START DATASET RECORDS

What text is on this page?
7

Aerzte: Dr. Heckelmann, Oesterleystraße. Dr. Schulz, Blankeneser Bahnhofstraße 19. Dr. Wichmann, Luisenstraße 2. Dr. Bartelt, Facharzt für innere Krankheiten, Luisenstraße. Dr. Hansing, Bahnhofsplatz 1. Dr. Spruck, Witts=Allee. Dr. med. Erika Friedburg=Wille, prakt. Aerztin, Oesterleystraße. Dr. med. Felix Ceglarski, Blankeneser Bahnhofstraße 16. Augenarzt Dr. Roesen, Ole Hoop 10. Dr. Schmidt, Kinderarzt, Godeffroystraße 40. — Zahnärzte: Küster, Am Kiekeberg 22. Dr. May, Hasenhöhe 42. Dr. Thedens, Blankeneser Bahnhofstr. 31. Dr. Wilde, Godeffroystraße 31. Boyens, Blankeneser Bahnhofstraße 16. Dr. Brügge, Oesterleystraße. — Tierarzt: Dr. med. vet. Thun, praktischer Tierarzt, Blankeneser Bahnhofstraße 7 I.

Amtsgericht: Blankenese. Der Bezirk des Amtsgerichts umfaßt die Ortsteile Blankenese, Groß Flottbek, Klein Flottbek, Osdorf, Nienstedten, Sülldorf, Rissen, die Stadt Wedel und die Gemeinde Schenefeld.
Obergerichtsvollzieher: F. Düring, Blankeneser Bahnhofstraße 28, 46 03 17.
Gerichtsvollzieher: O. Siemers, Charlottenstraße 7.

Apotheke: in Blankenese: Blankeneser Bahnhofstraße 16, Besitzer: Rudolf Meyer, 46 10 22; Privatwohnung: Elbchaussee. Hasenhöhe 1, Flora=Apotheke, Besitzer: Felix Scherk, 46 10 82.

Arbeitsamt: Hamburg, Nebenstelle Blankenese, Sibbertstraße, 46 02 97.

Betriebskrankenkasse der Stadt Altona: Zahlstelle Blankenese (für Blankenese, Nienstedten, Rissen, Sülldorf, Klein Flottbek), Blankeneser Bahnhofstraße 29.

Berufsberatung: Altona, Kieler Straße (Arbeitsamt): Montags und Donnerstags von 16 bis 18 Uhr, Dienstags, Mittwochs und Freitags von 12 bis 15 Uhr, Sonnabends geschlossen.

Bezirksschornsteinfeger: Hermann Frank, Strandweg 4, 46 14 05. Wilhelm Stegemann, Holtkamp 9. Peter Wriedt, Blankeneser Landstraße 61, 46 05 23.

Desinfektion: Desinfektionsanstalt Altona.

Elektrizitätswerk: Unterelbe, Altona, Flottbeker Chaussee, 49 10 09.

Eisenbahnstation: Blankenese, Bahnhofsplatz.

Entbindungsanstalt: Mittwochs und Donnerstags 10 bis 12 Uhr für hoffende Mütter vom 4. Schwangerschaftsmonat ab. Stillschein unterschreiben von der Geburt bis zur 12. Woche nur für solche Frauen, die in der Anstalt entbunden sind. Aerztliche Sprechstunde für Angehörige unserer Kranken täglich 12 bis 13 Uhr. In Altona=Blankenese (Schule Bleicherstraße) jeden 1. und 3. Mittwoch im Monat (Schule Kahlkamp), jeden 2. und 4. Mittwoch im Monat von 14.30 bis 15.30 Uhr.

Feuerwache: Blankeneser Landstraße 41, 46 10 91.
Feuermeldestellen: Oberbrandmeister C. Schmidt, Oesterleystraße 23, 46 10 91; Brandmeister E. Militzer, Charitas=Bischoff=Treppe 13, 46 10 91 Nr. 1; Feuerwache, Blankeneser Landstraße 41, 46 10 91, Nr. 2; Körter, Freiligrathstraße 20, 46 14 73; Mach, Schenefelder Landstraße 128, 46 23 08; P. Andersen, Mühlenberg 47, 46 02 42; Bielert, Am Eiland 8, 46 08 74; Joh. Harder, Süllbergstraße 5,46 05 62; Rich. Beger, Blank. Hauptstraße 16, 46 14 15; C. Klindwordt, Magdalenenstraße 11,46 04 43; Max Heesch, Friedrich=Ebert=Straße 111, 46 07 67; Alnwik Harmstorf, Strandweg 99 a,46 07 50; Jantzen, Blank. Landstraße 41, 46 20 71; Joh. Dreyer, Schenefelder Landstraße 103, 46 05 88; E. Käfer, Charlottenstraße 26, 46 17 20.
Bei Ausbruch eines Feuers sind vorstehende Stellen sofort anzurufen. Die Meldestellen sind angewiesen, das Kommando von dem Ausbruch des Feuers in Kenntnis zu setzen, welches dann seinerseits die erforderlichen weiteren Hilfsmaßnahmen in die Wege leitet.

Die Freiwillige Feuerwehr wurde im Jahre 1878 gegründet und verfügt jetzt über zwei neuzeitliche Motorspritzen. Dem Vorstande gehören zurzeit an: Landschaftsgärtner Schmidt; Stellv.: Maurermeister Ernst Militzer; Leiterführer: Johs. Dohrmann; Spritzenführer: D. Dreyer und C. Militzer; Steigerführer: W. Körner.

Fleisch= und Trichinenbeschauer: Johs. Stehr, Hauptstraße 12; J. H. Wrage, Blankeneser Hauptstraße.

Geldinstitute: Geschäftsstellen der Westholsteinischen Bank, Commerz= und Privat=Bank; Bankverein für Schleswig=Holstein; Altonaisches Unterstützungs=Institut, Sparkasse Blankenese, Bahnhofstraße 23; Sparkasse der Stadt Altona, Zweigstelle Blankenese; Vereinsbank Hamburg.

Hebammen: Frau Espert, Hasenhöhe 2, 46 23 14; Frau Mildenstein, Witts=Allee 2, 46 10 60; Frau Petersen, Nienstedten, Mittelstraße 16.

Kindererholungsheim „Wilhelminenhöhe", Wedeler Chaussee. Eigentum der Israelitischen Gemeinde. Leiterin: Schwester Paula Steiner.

END DATASET RECORDS

TO DO
Set down the entries verbatim, leaving none out.

COMPLETED TASK
What text is on this page?
7

Aerzte: Dr. Heckelmann, Oesterleystraße. Dr. Schulz, Blankeneser Bahnhofstraße 19. Dr. Wichmann, Luisenstraße 2. Dr. Bartelt, Facharzt für innere Krankheiten, Luisenstraße. Dr. Hansing, Bahnhofsplatz 1. Dr. Spruck, Witts=Allee. Dr. med. Erika Friedburg=Wille, prakt. Aerztin, Oesterleystraße. Dr. med. Felix Ceglarski, Blankeneser Bahnhofstraße 16. Augenarzt Dr. Roesen, Ole Hoop 10. Dr. Schmidt, Kinderarzt, Godeffroystraße 40. — Zahnärzte: Küster, Am Kiekeberg 22. Dr. May, Hasenhöhe 42. Dr. Thedens, Blankeneser Bahnhofstr. 31. Dr. Wilde, Godeffroystraße 31. Boyens, Blankeneser Bahnhofstraße 16. Dr. Brügge, Oesterleystraße. — Tierarzt: Dr. med. vet. Thun, praktischer Tierarzt, Blankeneser Bahnhofstraße 7 I.

Amtsgericht: Blankenese. Der Bezirk des Amtsgerichts umfaßt die Ortsteile Blankenese, Groß Flottbek, Klein Flottbek, Osdorf, Nienstedten, Sülldorf, Rissen, die Stadt Wedel und die Gemeinde Schenefeld.
Obergerichtsvollzieher: F. Düring, Blankeneser Bahnhofstraße 28, 46 03 17.
Gerichtsvollzieher: O. Siemers, Charlottenstraße 7.

Apotheke: in Blankenese: Blankeneser Bahnhofstraße 16, Besitzer: Rudolf Meyer, 46 10 22; Privatwohnung: Elbchaussee. Hasenhöhe 1, Flora=Apotheke, Besitzer: Felix Scherk, 46 10 82.

Arbeitsamt: Hamburg, Nebenstelle Blankenese, Sibbertstraße, 46 02 97.

Betriebskrankenkasse der Stadt Altona: Zahlstelle Blankenese (für Blankenese, Nienstedten, Rissen, Sülldorf, Klein Flottbek), Blankeneser Bahnhofstraße 29.

Berufsberatung: Altona, Kieler Straße (Arbeitsamt): Montags und Donnerstags von 16 bis 18 Uhr, Dienstags, Mittwochs und Freitags von 12 bis 15 Uhr, Sonnabends geschlossen.

Bezirksschornsteinfeger: Hermann Frank, Strandweg 4, 46 14 05. Wilhelm Stegemann, Holtkamp 9. Peter Wriedt, Blankeneser Landstraße 61, 46 05 23.

Desinfektion: Desinfektionsanstalt Altona.

Elektrizitätswerk: Unterelbe, Altona, Flottbeker Chaussee, 49 10 09.

Eisenbahnstation: Blankenese, Bahnhofsplatz.

Entbindungsanstalt: Mittwochs und Donnerstags 10 bis 12 Uhr für hoffende Mütter vom 4. Schwangerschaftsmonat ab. Stillschein unterschreiben von der Geburt bis zur 12. Woche nur für solche Frauen, die in der Anstalt entbunden sind. Aerztliche Sprechstunde für Angehörige unserer Kranken täglich 12 bis 13 Uhr. In Altona=Blankenese (Schule Bleicherstraße) jeden 1. und 3. Mittwoch im Monat (Schule Kahlkamp), jeden 2. und 4. Mittwoch im Monat von 14.30 bis 15.30 Uhr.

Feuerwache: Blankeneser Landstraße 41, 46 10 91.
Feuermeldestellen: Oberbrandmeister C. Schmidt, Oesterleystraße 23, 46 10 91; Brandmeister E. Militzer, Charitas=Bischoff=Treppe 13, 46 10 91 Nr. 1; Feuerwache, Blankeneser Landstraße 41, 46 10 91, Nr. 2; Körter, Freiligrathstraße 20, 46 14 73; Mach, Schenefelder Landstraße 128, 46 23 08; P. Andersen, Mühlenberg 47, 46 02 42; Bielert, Am Eiland 8, 46 08 74; Joh. Harder, Süllbergstraße 5,46 05 62; Rich. Beger, Blank. Hauptstraße 16, 46 14 15; C. Klindwordt, Magdalenenstraße 11,46 04 43; Max Heesch, Friedrich=Ebert=Straße 111, 46 07 67; Alnwik Harmstorf, Strandweg 99 a,46 07 50; Jantzen, Blank. Landstraße 41, 46 20 71; Joh. Dreyer, Schenefelder Landstraße 103, 46 05 88; E. Käfer, Charlottenstraße 26, 46 17 20.
Bei Ausbruch eines Feuers sind vorstehende Stellen sofort anzurufen. Die Meldestellen sind angewiesen, das Kommando von dem Ausbruch des Feuers in Kenntnis zu setzen, welches dann seinerseits die erforderlichen weiteren Hilfsmaßnahmen in die Wege leitet.

Die Freiwillige Feuerwehr wurde im Jahre 1878 gegründet und verfügt jetzt über zwei neuzeitliche Motorspritzen. Dem Vorstande gehören zurzeit an: Landschaftsgärtner Schmidt; Stellv.: Maurermeister Ernst Militzer; Leiterführer: Johs. Dohrmann; Spritzenführer: D. Dreyer und C. Militzer; Steigerführer: W. Körner.

Fleisch= und Trichinenbeschauer: Johs. Stehr, Hauptstraße 12; J. H. Wrage, Blankeneser Hauptstraße.

Geldinstitute: Geschäftsstellen der Westholsteinischen Bank, Commerz= und Privat=Bank; Bankverein für Schleswig=Holstein; Altonaisches Unterstützungs=Institut, Sparkasse Blankenese, Bahnhofstraße 23; Sparkasse der Stadt Altona, Zweigstelle Blankenese; Vereinsbank Hamburg.

Hebammen: Frau Espert, Hasenhöhe 2, 46 23 14; Frau Mildenstein, Witts=Allee 2, 46 10 60; Frau Petersen, Nienstedten, Mittelstraße 16.

Kindererholungsheim „Wilhelminenhöhe", Wedeler Chaussee. Eigentum der Israelitischen Gemeinde. Leiterin: Schwester Paula Steiner.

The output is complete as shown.